## TASK INSTRUCTIONS:
Find each line with the word "cost" and copy it.

## INPUT ROWS:
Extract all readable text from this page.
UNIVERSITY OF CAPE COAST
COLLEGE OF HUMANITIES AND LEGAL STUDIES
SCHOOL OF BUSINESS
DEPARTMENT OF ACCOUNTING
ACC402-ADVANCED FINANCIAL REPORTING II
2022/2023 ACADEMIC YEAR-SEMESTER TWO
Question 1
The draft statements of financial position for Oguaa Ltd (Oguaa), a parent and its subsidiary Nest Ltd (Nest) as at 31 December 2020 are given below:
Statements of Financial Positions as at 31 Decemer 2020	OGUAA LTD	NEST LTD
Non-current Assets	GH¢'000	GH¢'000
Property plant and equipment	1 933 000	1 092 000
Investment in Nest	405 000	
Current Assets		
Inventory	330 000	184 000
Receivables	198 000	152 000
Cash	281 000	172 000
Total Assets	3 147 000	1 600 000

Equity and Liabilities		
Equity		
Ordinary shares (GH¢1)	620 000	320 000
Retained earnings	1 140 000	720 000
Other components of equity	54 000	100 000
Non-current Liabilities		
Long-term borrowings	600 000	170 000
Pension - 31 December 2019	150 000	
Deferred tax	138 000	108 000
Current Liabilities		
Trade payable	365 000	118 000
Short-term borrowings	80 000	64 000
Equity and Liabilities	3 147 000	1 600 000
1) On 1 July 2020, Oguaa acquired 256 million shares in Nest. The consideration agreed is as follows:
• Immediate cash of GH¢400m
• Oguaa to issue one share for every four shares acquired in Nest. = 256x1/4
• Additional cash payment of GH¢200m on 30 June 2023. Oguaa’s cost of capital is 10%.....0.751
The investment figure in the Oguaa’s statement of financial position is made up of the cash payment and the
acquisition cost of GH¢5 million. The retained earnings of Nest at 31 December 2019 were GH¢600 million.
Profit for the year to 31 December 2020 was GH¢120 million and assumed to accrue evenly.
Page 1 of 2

## SOLVED PROBLEM:
• Additional cash payment of GH¢200m on 30 June 2023. Oguaa’s cost of capital is 10%.....0.751
acquisition cost of GH¢5 million. The retained earnings of Nest at 31 December 2019 were GH¢600 million.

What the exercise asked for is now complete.